* BEGIN Data to use *

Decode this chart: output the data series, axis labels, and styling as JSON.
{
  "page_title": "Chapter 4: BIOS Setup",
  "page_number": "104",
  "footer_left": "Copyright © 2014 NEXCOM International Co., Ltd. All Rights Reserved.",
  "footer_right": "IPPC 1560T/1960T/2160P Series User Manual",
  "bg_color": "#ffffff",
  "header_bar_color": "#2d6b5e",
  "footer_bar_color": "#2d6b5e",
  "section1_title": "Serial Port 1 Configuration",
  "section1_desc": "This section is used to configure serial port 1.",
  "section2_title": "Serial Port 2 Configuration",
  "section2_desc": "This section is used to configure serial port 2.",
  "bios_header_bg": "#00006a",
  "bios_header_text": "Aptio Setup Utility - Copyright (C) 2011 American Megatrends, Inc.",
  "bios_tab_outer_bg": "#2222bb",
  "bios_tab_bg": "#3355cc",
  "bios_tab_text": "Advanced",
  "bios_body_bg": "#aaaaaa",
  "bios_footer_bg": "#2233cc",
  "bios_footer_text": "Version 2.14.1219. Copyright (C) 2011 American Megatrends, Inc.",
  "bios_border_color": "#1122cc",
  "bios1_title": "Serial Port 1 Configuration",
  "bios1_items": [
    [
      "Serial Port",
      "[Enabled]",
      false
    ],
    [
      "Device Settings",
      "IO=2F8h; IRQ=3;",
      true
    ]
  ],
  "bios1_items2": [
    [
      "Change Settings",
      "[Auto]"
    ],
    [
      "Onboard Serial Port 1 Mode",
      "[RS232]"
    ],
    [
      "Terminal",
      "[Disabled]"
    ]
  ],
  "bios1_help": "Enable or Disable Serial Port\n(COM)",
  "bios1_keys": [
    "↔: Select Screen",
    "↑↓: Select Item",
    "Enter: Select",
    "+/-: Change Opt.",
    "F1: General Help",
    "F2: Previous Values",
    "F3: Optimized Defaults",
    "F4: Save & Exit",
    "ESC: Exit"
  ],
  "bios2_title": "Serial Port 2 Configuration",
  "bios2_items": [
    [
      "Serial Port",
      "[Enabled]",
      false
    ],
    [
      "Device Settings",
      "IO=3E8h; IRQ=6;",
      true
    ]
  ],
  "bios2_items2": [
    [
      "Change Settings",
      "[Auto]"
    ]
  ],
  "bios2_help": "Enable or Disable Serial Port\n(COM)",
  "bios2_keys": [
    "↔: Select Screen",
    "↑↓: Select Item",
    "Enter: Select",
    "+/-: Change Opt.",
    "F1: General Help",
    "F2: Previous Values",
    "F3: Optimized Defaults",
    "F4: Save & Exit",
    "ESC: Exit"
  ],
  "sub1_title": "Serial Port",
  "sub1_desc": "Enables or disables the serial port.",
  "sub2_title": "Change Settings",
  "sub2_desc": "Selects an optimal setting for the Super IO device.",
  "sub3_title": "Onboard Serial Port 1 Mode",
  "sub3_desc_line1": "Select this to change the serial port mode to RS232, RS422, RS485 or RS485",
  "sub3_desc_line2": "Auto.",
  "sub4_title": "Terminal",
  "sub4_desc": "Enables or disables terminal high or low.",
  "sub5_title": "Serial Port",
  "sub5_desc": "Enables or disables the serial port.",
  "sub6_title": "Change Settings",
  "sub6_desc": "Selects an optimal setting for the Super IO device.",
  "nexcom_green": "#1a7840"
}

* END Data to use *

Transcribe the entire listing above precisely.

Decode this chart: output the data series, axis labels, and styling as JSON.
{
  "page_title": "Chapter 4: BIOS Setup",
  "page_number": "104",
  "footer_left": "Copyright © 2014 NEXCOM International Co., Ltd. All Rights Reserved.",
  "footer_right": "IPPC 1560T/1960T/2160P Series User Manual",
  "bg_color": "#ffffff",
  "header_bar_color": "#2d6b5e",
  "footer_bar_color": "#2d6b5e",
  "section1_title": "Serial Port 1 Configuration",
  "section1_desc": "This section is used to configure serial port 1.",
  "section2_title": "Serial Port 2 Configuration",
  "section2_desc": "This section is used to configure serial port 2.",
  "bios_header_bg": "#00006a",
  "bios_header_text": "Aptio Setup Utility - Copyright (C) 2011 American Megatrends, Inc.",
  "bios_tab_outer_bg": "#2222bb",
  "bios_tab_bg": "#3355cc",
  "bios_tab_text": "Advanced",
  "bios_body_bg": "#aaaaaa",
  "bios_footer_bg": "#2233cc",
  "bios_footer_text": "Version 2.14.1219. Copyright (C) 2011 American Megatrends, Inc.",
  "bios_border_color": "#1122cc",
  "bios1_title": "Serial Port 1 Configuration",
  "bios1_items": [
    [
      "Serial Port",
      "[Enabled]",
      false
    ],
    [
      "Device Settings",
      "IO=2F8h; IRQ=3;",
      true
    ]
  ],
  "bios1_items2": [
    [
      "Change Settings",
      "[Auto]"
    ],
    [
      "Onboard Serial Port 1 Mode",
      "[RS232]"
    ],
    [
      "Terminal",
      "[Disabled]"
    ]
  ],
  "bios1_help": "Enable or Disable Serial Port\n(COM)",
  "bios1_keys": [
    "↔: Select Screen",
    "↑↓: Select Item",
    "Enter: Select",
    "+/-: Change Opt.",
    "F1: General Help",
    "F2: Previous Values",
    "F3: Optimized Defaults",
    "F4: Save & Exit",
    "ESC: Exit"
  ],
  "bios2_title": "Serial Port 2 Configuration",
  "bios2_items": [
    [
      "Serial Port",
      "[Enabled]",
      false
    ],
    [
      "Device Settings",
      "IO=3E8h; IRQ=6;",
      true
    ]
  ],
  "bios2_items2": [
    [
      "Change Settings",
      "[Auto]"
    ]
  ],
  "bios2_help": "Enable or Disable Serial Port\n(COM)",
  "bios2_keys": [
    "↔: Select Screen",
    "↑↓: Select Item",
    "Enter: Select",
    "+/-: Change Opt.",
    "F1: General Help",
    "F2: Previous Values",
    "F3: Optimized Defaults",
    "F4: Save & Exit",
    "ESC: Exit"
  ],
  "sub1_title": "Serial Port",
  "sub1_desc": "Enables or disables the serial port.",
  "sub2_title": "Change Settings",
  "sub2_desc": "Selects an optimal setting for the Super IO device.",
  "sub3_title": "Onboard Serial Port 1 Mode",
  "sub3_desc_line1": "Select this to change the serial port mode to RS232, RS422, RS485 or RS485",
  "sub3_desc_line2": "Auto.",
  "sub4_title": "Terminal",
  "sub4_desc": "Enables or disables terminal high or low.",
  "sub5_title": "Serial Port",
  "sub5_desc": "Enables or disables the serial port.",
  "sub6_title": "Change Settings",
  "sub6_desc": "Selects an optimal setting for the Super IO device.",
  "nexcom_green": "#1a7840"
}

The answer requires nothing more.